_Required work_
Below is a set of records; print all of them exactly as written.

>> Start Record list

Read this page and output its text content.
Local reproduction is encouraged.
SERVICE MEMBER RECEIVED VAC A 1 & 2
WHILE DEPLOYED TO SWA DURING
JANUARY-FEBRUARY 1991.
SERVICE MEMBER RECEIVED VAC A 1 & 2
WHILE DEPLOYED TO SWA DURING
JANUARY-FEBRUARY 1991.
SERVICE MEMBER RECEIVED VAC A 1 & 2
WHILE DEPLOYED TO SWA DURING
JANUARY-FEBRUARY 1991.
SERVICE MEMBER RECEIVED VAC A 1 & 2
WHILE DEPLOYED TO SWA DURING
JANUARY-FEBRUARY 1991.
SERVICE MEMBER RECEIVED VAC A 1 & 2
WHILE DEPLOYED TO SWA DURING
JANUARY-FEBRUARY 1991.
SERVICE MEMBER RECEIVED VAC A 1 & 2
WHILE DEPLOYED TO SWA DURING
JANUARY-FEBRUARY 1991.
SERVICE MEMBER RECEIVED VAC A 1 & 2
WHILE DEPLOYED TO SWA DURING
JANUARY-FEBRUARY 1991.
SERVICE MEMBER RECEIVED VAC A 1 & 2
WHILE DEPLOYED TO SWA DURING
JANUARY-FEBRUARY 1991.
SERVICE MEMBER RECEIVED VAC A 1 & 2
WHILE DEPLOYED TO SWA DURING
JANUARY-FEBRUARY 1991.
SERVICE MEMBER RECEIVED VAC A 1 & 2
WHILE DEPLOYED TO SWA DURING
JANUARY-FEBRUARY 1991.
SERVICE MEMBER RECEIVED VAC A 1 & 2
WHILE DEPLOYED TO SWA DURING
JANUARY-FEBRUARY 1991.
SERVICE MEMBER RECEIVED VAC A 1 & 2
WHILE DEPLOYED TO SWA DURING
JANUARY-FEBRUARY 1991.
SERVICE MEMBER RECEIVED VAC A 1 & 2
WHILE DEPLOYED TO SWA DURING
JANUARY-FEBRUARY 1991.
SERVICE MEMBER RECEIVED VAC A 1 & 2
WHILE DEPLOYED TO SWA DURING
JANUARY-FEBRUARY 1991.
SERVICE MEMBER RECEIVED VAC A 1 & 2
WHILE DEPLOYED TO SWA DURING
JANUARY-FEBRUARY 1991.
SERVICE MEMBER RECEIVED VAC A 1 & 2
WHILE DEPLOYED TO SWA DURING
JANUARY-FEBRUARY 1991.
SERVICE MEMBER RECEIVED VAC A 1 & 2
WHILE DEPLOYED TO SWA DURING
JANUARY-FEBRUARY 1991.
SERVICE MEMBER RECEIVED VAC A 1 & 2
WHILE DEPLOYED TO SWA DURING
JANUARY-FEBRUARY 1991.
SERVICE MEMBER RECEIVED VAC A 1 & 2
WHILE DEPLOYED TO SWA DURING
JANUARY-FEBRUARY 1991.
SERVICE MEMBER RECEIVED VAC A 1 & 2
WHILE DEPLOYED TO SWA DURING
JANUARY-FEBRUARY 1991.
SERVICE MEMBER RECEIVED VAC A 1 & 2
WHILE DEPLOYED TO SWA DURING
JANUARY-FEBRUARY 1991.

>> End Record list

_The answer_
Read this page and output its text content.
Local reproduction is encouraged.
SERVICE MEMBER RECEIVED VAC A 1 & 2
WHILE DEPLOYED TO SWA DURING
JANUARY-FEBRUARY 1991.
SERVICE MEMBER RECEIVED VAC A 1 & 2
WHILE DEPLOYED TO SWA DURING
JANUARY-FEBRUARY 1991.
SERVICE MEMBER RECEIVED VAC A 1 & 2
WHILE DEPLOYED TO SWA DURING
JANUARY-FEBRUARY 1991.
SERVICE MEMBER RECEIVED VAC A 1 & 2
WHILE DEPLOYED TO SWA DURING
JANUARY-FEBRUARY 1991.
SERVICE MEMBER RECEIVED VAC A 1 & 2
WHILE DEPLOYED TO SWA DURING
JANUARY-FEBRUARY 1991.
SERVICE MEMBER RECEIVED VAC A 1 & 2
WHILE DEPLOYED TO SWA DURING
JANUARY-FEBRUARY 1991.
SERVICE MEMBER RECEIVED VAC A 1 & 2
WHILE DEPLOYED TO SWA DURING
JANUARY-FEBRUARY 1991.
SERVICE MEMBER RECEIVED VAC A 1 & 2
WHILE DEPLOYED TO SWA DURING
JANUARY-FEBRUARY 1991.
SERVICE MEMBER RECEIVED VAC A 1 & 2
WHILE DEPLOYED TO SWA DURING
JANUARY-FEBRUARY 1991.
SERVICE MEMBER RECEIVED VAC A 1 & 2
WHILE DEPLOYED TO SWA DURING
JANUARY-FEBRUARY 1991.
SERVICE MEMBER RECEIVED VAC A 1 & 2
WHILE DEPLOYED TO SWA DURING
JANUARY-FEBRUARY 1991.
SERVICE MEMBER RECEIVED VAC A 1 & 2
WHILE DEPLOYED TO SWA DURING
JANUARY-FEBRUARY 1991.
SERVICE MEMBER RECEIVED VAC A 1 & 2
WHILE DEPLOYED TO SWA DURING
JANUARY-FEBRUARY 1991.
SERVICE MEMBER RECEIVED VAC A 1 & 2
WHILE DEPLOYED TO SWA DURING
JANUARY-FEBRUARY 1991.
SERVICE MEMBER RECEIVED VAC A 1 & 2
WHILE DEPLOYED TO SWA DURING
JANUARY-FEBRUARY 1991.
SERVICE MEMBER RECEIVED VAC A 1 & 2
WHILE DEPLOYED TO SWA DURING
JANUARY-FEBRUARY 1991.
SERVICE MEMBER RECEIVED VAC A 1 & 2
WHILE DEPLOYED TO SWA DURING
JANUARY-FEBRUARY 1991.
SERVICE MEMBER RECEIVED VAC A 1 & 2
WHILE DEPLOYED TO SWA DURING
JANUARY-FEBRUARY 1991.
SERVICE MEMBER RECEIVED VAC A 1 & 2
WHILE DEPLOYED TO SWA DURING
JANUARY-FEBRUARY 1991.
SERVICE MEMBER RECEIVED VAC A 1 & 2
WHILE DEPLOYED TO SWA DURING
JANUARY-FEBRUARY 1991.
SERVICE MEMBER RECEIVED VAC A 1 & 2
WHILE DEPLOYED TO SWA DURING
JANUARY-FEBRUARY 1991.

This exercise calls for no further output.